▶ _LISTED ENTRIES_:
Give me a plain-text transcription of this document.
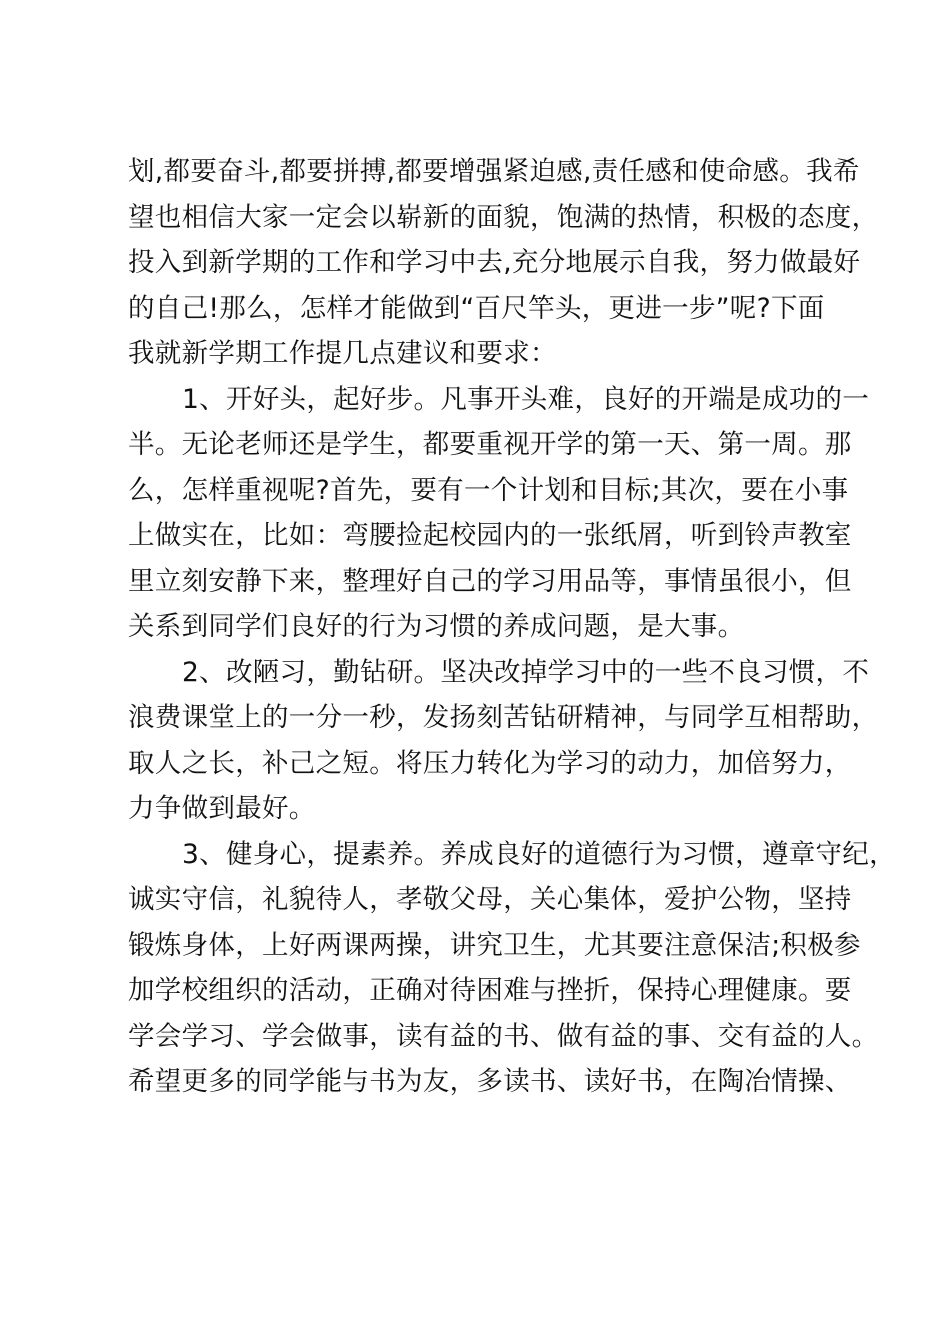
划,都要奋斗,都要拼搏,都要增强紧迫感,责任感和使命感。我希
望也相信大家一定会以崭新的面貌，饱满的热情，积极的态度，
投入到新学期的工作和学习中去,充分地展示自我，努力做最好
的自己!那么，怎样才能做到“百尺竿头，更进一步”呢?下面
我就新学期工作提几点建议和要求：
1、开好头，起好步。凡事开头难，良好的开端是成功的一
半。无论老师还是学生，都要重视开学的第一天、第一周。那
么，怎样重视呢?首先，要有一个计划和目标;其次，要在小事
上做实在，比如：弯腰捡起校园内的一张纸屑，听到铃声教室
里立刻安静下来，整理好自己的学习用品等，事情虽很小，但
关系到同学们良好的行为习惯的养成问题，是大事。
2、改陋习，勤钻研。坚决改掉学习中的一些不良习惯，不
浪费课堂上的一分一秒，发扬刻苦钻研精神，与同学互相帮助，
取人之长，补己之短。将压力转化为学习的动力，加倍努力，
力争做到最好。
3、健身心，提素养。养成良好的道德行为习惯，遵章守纪，
诚实守信，礼貌待人，孝敬父母，关心集体，爱护公物，坚持
锻炼身体，上好两课两操，讲究卫生，尤其要注意保洁;积极参
加学校组织的活动，正确对待困难与挫折，保持心理健康。要
学会学习、学会做事，读有益的书、做有益的事、交有益的人。
希望更多的同学能与书为友，多读书、读好书，在陶冶情操、
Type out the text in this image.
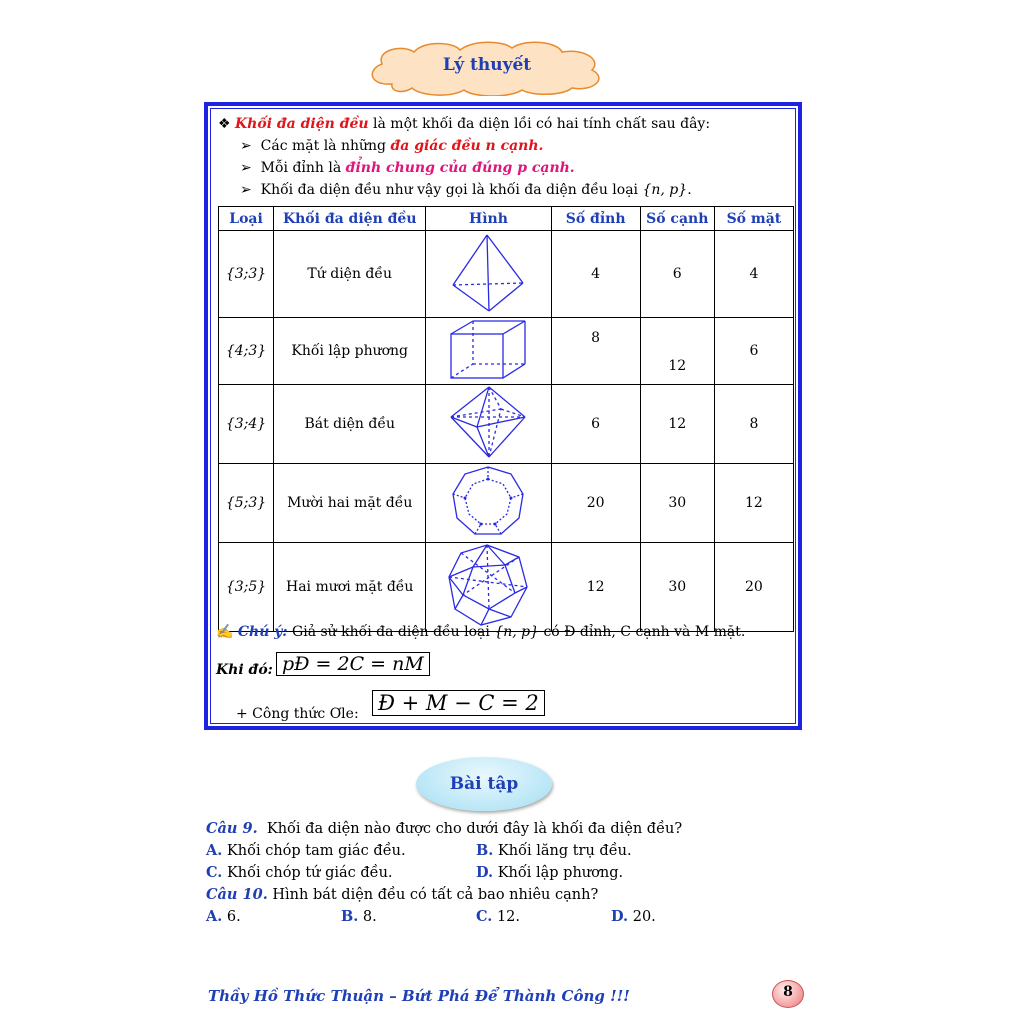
Lý thuyết
❖ Khối đa diện đều là một khối đa diện lồi có hai tính chất sau đây:
➢ Các mặt là những đa giác đều n cạnh.
➢ Mỗi đỉnh là đỉnh chung của đúng p cạnh.
➢ Khối đa diện đều như vậy gọi là khối đa diện đều loại {n, p}.
Loại	Khối đa diện đều	Hình	Số đỉnh	Số cạnh	Số mặt
{3;3}	Tứ diện đều		4	6	4
{4;3}	Khối lập phương		8	12	6
{3;4}	Bát diện đều		6	12	8
{5;3}	Mười hai mặt đều		20	30	12
{3;5}	Hai mươi mặt đều		12	30	20
✍ Chú ý: Giả sử khối đa diện đều loại {n, p} có Đ đỉnh, C cạnh và M mặt.
Khi đó: pĐ = 2C = nM
+ Công thức Ơle: Đ + M − C = 2
Bài tập
Câu 9. Khối đa diện nào được cho dưới đây là khối đa diện đều?
A. Khối chóp tam giác đều.	B. Khối lăng trụ đều.
C. Khối chóp tứ giác đều.	D. Khối lập phương.
Câu 10. Hình bát diện đều có tất cả bao nhiêu cạnh?
A. 6.	B. 8.	C. 12.	D. 20.
Thầy Hồ Thức Thuận – Bứt Phá Để Thành Công !!!	8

▶ _INSTRUCTIONS TO FOLLOW_: Print every entry above again without changing a word, and omit the pictures.

▶ _EXERCISE RESPONSE_:
Give me a plain-text transcription of this document.
划,都要奋斗,都要拼搏,都要增强紧迫感,责任感和使命感。我希
望也相信大家一定会以崭新的面貌，饱满的热情，积极的态度，
投入到新学期的工作和学习中去,充分地展示自我，努力做最好
的自己!那么，怎样才能做到“百尺竿头，更进一步”呢?下面
我就新学期工作提几点建议和要求：
1、开好头，起好步。凡事开头难，良好的开端是成功的一
半。无论老师还是学生，都要重视开学的第一天、第一周。那
么，怎样重视呢?首先，要有一个计划和目标;其次，要在小事
上做实在，比如：弯腰捡起校园内的一张纸屑，听到铃声教室
里立刻安静下来，整理好自己的学习用品等，事情虽很小，但
关系到同学们良好的行为习惯的养成问题，是大事。
2、改陋习，勤钻研。坚决改掉学习中的一些不良习惯，不
浪费课堂上的一分一秒，发扬刻苦钻研精神，与同学互相帮助，
取人之长，补己之短。将压力转化为学习的动力，加倍努力，
力争做到最好。
3、健身心，提素养。养成良好的道德行为习惯，遵章守纪，
诚实守信，礼貌待人，孝敬父母，关心集体，爱护公物，坚持
锻炼身体，上好两课两操，讲究卫生，尤其要注意保洁;积极参
加学校组织的活动，正确对待困难与挫折，保持心理健康。要
学会学习、学会做事，读有益的书、做有益的事、交有益的人。
希望更多的同学能与书为友，多读书、读好书，在陶冶情操、
Type out the text in this image.
Lý thuyết
❖ Khối đa diện đều là một khối đa diện lồi có hai tính chất sau đây:
➢ Các mặt là những đa giác đều n cạnh.
➢ Mỗi đỉnh là đỉnh chung của đúng p cạnh.
➢ Khối đa diện đều như vậy gọi là khối đa diện đều loại {n, p}.
Loại	Khối đa diện đều	Hình	Số đỉnh	Số cạnh	Số mặt
{3;3}	Tứ diện đều		4	6	4
{4;3}	Khối lập phương		8	12	6
{3;4}	Bát diện đều		6	12	8
{5;3}	Mười hai mặt đều		20	30	12
{3;5}	Hai mươi mặt đều		12	30	20
✍ Chú ý: Giả sử khối đa diện đều loại {n, p} có Đ đỉnh, C cạnh và M mặt.
Khi đó: pĐ = 2C = nM
+ Công thức Ơle: Đ + M − C = 2
Bài tập
Câu 9. Khối đa diện nào được cho dưới đây là khối đa diện đều?
A. Khối chóp tam giác đều.	B. Khối lăng trụ đều.
C. Khối chóp tứ giác đều.	D. Khối lập phương.
Câu 10. Hình bát diện đều có tất cả bao nhiêu cạnh?
A. 6.	B. 8.	C. 12.	D. 20.
Thầy Hồ Thức Thuận – Bứt Phá Để Thành Công !!!	8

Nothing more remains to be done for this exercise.